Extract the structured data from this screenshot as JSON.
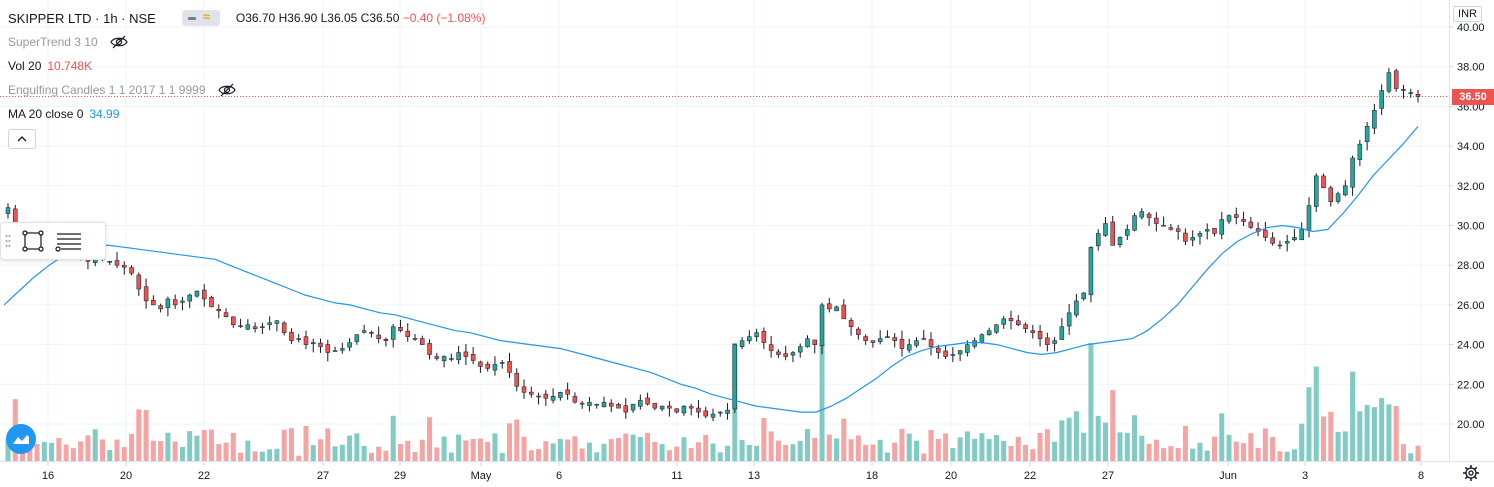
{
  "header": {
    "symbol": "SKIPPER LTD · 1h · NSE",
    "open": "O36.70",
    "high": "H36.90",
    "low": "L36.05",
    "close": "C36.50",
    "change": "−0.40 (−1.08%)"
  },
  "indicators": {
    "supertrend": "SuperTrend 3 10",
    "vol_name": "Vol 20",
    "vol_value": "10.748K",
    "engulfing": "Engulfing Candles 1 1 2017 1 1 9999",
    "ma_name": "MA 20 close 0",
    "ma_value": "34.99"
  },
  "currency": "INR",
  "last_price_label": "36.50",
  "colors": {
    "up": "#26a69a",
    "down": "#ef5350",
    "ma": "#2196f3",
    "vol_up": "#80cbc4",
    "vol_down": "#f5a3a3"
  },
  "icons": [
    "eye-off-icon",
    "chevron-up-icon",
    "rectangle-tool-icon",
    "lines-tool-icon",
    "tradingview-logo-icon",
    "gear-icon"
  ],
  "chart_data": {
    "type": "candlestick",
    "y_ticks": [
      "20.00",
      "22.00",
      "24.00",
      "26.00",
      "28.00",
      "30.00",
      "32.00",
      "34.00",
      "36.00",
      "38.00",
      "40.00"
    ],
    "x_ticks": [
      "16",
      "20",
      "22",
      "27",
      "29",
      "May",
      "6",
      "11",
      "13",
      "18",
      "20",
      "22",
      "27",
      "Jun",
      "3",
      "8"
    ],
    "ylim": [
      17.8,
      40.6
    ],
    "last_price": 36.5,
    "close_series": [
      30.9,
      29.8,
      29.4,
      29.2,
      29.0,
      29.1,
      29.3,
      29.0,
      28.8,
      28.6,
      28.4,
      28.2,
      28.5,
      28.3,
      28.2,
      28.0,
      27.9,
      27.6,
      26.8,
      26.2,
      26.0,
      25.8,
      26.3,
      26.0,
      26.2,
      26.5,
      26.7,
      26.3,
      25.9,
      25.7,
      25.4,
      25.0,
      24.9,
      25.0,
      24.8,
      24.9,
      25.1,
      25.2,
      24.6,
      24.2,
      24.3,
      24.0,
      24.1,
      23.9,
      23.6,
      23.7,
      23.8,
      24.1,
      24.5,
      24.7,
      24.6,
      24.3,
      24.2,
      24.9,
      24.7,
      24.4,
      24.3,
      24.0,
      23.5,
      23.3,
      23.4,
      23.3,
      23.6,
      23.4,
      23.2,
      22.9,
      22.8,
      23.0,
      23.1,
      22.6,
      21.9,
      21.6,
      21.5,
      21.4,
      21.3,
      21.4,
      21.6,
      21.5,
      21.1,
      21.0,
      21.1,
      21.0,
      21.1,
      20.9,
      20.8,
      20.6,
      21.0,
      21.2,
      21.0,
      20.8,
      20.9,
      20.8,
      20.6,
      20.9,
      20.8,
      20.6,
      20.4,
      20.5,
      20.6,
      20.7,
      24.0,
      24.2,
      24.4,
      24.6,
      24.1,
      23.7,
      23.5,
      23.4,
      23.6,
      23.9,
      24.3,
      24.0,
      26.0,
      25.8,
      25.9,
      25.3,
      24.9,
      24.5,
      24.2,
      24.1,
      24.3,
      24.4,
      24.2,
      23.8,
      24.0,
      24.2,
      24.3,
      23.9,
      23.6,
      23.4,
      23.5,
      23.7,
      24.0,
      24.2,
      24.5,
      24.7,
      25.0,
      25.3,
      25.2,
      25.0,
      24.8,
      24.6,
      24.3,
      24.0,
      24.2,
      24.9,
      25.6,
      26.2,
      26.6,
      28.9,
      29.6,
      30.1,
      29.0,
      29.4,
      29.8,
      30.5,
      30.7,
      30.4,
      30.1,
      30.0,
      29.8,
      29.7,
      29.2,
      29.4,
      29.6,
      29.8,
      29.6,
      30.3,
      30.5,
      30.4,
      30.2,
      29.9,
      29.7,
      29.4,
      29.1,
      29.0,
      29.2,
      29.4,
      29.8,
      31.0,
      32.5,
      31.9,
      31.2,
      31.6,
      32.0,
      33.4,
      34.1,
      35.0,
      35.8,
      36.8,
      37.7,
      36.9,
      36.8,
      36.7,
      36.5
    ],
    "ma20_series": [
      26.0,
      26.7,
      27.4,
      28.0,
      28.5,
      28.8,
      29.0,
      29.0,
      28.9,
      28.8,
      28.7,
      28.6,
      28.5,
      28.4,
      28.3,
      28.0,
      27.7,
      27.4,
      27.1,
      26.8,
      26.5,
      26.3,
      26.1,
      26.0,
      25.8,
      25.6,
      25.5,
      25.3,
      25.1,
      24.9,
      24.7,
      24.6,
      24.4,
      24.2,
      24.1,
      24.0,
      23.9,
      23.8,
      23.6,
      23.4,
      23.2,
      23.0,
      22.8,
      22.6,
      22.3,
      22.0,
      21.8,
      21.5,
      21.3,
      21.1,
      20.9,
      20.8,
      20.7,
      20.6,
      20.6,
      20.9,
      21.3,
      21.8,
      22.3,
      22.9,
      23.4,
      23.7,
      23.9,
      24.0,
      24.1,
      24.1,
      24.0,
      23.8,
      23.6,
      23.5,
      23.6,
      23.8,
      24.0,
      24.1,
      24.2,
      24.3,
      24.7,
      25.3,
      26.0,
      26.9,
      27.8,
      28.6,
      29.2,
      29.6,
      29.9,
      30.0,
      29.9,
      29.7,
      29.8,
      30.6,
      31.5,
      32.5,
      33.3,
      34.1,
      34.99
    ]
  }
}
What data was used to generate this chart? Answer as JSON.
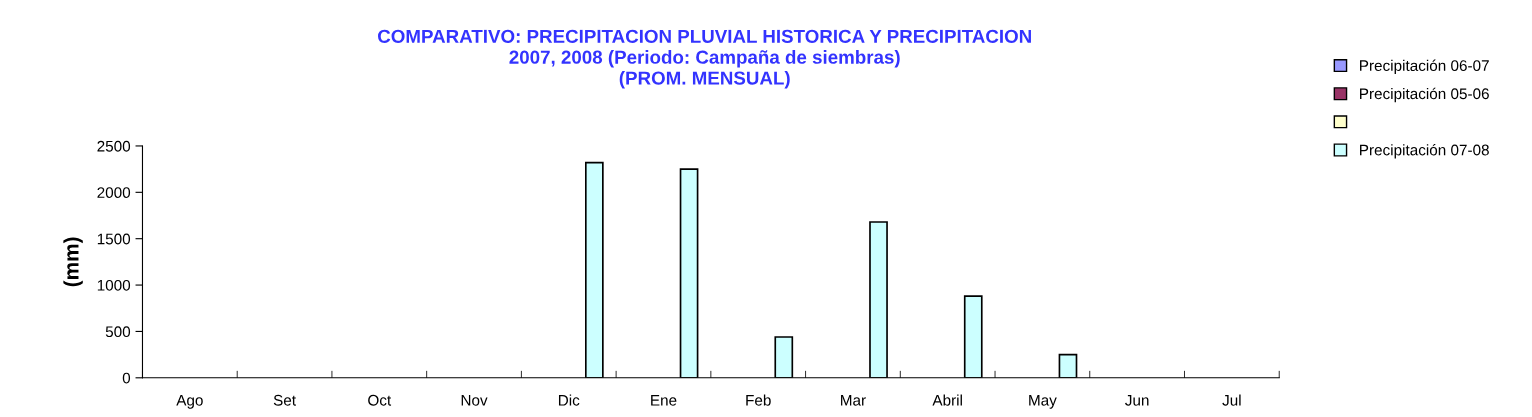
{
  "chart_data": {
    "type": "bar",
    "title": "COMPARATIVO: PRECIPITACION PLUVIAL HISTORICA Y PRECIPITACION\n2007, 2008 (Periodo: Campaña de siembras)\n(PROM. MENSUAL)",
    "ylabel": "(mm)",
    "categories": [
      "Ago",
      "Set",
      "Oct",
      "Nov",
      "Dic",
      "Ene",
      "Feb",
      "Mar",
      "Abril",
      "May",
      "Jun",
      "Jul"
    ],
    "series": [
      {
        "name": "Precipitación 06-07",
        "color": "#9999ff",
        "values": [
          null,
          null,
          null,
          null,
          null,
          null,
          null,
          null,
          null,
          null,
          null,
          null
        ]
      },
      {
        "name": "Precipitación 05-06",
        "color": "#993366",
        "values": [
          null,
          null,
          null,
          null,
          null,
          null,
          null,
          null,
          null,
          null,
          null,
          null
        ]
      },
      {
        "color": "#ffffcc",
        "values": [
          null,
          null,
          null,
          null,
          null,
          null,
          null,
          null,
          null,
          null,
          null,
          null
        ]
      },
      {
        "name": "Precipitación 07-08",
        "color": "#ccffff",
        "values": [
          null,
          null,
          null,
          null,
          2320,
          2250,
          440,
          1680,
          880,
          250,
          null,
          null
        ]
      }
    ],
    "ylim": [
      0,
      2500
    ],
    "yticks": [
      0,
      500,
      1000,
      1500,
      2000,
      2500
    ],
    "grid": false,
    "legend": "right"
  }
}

- - -

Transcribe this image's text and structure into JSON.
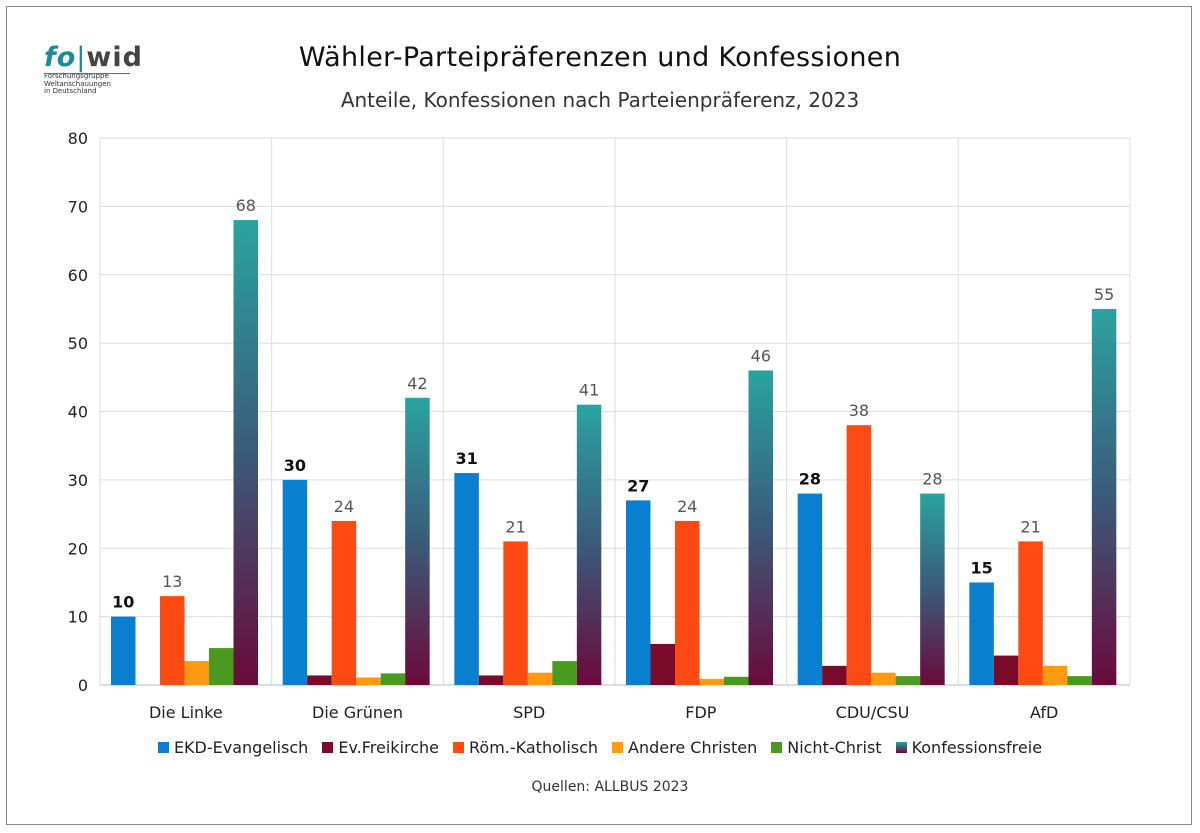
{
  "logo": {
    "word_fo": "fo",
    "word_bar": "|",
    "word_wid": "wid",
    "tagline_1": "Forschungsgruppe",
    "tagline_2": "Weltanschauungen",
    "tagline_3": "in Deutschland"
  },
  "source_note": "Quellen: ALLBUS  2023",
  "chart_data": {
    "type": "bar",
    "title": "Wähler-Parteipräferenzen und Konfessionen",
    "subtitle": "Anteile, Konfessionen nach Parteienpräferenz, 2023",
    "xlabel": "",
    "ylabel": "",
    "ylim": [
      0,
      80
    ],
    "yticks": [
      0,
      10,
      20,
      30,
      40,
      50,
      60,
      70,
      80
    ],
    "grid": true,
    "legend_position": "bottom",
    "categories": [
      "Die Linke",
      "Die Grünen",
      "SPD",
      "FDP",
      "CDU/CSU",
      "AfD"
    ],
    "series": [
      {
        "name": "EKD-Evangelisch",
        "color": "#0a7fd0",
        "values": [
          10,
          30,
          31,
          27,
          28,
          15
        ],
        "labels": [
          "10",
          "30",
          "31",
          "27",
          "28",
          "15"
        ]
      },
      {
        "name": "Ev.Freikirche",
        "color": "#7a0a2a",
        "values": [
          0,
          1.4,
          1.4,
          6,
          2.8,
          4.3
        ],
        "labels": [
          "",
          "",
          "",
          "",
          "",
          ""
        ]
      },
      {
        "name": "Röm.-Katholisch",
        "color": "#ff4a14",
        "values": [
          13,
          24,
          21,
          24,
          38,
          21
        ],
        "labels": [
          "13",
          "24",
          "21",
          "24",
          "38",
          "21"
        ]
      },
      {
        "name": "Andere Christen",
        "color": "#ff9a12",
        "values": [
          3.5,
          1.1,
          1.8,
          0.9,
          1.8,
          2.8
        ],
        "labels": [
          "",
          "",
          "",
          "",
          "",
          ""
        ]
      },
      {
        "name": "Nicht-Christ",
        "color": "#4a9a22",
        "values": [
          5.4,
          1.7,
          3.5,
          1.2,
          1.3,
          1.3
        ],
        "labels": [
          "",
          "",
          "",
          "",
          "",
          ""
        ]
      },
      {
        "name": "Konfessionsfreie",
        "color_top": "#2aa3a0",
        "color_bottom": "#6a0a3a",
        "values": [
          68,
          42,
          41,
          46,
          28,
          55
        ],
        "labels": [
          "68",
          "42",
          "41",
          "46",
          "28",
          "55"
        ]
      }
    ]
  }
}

- - -

TASK BRIEF:
Pick out every line holding the string "JSON" and return it.

RESPONSE BELOW:
Extract the structured data from this screenshot as JSON.
What data was used to generate this chart? Answer as JSON.
Transcribe this image's text and structure into JSON.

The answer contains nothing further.